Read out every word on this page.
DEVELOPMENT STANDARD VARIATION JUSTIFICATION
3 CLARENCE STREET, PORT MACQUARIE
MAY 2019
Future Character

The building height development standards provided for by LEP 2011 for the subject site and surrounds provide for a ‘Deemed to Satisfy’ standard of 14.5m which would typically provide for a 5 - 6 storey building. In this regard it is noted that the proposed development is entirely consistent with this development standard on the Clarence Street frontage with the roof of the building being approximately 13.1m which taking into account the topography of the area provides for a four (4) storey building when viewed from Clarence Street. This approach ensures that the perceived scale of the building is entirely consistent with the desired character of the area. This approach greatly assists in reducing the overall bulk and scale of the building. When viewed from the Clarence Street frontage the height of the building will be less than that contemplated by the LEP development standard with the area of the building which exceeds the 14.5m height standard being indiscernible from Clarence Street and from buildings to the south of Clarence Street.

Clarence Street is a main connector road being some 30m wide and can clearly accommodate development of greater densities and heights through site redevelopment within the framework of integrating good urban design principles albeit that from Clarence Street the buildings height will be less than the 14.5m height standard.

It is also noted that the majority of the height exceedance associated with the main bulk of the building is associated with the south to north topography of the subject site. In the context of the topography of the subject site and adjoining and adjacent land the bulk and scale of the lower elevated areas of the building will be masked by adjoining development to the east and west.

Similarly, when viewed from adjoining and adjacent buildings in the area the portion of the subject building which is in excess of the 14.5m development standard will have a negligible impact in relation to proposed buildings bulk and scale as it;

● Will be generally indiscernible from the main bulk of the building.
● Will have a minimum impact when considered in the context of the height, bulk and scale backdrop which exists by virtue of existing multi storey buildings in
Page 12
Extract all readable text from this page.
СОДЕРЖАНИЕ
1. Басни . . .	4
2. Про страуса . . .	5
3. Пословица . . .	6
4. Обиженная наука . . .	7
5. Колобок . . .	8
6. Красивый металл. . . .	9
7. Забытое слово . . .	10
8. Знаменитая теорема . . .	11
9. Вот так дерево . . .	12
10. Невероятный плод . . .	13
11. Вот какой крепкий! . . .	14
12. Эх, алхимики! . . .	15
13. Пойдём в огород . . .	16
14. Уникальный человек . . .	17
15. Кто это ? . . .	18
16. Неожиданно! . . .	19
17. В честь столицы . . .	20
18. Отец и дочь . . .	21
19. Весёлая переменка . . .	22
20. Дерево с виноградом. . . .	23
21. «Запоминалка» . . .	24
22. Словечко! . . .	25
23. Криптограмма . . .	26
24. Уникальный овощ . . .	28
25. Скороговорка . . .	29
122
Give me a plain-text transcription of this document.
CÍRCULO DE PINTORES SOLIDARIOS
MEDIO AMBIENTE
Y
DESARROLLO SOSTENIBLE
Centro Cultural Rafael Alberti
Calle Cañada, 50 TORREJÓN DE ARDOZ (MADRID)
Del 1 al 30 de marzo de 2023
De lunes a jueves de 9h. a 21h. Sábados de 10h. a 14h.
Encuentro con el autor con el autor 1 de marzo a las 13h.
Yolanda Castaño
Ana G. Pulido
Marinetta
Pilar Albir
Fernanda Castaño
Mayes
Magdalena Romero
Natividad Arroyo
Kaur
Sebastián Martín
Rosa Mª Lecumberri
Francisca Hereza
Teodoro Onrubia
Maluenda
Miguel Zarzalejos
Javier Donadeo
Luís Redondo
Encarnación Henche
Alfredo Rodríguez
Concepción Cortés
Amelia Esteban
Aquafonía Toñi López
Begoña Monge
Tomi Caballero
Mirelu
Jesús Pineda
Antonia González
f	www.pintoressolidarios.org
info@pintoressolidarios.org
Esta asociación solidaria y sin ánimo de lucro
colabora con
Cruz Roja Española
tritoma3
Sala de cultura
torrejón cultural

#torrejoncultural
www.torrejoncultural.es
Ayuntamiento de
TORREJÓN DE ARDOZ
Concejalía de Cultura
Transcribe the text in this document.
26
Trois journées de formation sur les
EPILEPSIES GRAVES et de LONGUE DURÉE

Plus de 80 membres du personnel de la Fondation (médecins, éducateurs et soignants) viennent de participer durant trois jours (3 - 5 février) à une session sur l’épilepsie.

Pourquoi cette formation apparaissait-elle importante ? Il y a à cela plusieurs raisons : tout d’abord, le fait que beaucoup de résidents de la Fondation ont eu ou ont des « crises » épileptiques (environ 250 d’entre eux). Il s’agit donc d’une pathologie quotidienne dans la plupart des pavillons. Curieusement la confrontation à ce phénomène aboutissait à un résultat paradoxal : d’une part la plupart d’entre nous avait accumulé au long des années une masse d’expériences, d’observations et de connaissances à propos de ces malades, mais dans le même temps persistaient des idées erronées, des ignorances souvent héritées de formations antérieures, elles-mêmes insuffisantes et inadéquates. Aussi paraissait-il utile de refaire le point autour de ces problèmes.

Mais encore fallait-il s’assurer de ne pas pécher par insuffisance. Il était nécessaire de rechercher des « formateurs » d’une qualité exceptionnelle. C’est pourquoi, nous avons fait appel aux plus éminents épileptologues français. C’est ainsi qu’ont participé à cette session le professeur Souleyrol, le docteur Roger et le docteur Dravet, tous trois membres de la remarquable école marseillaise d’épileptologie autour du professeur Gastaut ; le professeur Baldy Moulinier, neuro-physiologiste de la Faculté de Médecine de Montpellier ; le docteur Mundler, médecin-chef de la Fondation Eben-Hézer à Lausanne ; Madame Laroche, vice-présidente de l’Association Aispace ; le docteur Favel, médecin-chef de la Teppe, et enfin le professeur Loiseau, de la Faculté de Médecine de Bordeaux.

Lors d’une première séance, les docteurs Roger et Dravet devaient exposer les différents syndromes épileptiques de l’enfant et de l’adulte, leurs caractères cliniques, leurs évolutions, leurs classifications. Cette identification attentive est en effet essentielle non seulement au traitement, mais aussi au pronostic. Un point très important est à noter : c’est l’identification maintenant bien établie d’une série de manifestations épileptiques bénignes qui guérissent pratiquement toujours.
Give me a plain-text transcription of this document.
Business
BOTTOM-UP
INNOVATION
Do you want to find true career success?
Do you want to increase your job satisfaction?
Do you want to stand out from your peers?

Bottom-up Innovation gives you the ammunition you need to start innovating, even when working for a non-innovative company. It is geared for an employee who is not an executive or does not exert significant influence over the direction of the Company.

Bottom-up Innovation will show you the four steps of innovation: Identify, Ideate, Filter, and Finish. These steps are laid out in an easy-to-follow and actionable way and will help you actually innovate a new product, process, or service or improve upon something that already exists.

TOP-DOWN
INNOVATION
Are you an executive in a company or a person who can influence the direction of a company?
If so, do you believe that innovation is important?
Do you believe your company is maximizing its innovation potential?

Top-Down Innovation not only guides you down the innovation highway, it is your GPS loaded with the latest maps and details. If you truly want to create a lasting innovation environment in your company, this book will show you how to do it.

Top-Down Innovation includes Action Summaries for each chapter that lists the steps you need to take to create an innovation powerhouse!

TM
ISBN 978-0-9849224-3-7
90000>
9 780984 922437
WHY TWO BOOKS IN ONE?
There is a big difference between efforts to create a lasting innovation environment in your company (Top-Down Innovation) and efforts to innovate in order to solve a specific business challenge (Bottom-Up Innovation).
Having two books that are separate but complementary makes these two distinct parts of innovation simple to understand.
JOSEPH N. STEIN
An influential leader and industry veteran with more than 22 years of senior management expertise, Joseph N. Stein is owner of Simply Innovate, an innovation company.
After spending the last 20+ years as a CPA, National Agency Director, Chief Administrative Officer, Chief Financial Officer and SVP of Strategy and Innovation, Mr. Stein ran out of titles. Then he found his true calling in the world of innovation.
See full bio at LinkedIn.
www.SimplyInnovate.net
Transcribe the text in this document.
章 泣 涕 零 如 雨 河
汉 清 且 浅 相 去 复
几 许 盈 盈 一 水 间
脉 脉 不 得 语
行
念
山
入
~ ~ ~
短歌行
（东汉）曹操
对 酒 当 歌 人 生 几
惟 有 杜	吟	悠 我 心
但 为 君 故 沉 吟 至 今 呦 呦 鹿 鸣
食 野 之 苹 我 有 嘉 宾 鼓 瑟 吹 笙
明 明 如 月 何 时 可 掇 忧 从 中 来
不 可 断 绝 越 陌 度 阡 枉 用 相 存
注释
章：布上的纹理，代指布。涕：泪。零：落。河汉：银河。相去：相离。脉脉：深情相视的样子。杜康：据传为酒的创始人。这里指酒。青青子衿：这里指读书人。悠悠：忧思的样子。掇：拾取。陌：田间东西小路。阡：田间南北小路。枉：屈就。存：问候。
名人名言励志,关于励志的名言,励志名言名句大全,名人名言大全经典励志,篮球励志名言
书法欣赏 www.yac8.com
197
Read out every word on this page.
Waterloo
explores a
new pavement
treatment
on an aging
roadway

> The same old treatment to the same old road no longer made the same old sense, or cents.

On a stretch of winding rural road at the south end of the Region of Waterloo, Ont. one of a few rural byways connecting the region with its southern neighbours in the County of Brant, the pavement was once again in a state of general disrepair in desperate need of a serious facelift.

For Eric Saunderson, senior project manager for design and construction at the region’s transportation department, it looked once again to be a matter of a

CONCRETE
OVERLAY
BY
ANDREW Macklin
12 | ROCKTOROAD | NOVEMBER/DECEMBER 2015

-*-*-

# GIVEN PROBLEM
Every line in the data above that contains "executive" needs to be copied.

# EXERCISE RESULT
Bottom-up Innovation gives you the ammunition you need to start innovating, even when working for a non-innovative company. It is geared for an employee who is not an executive or does not exert significant influence over the direction of the Company.
Are you an executive in a company or a person who can influence the direction of a company?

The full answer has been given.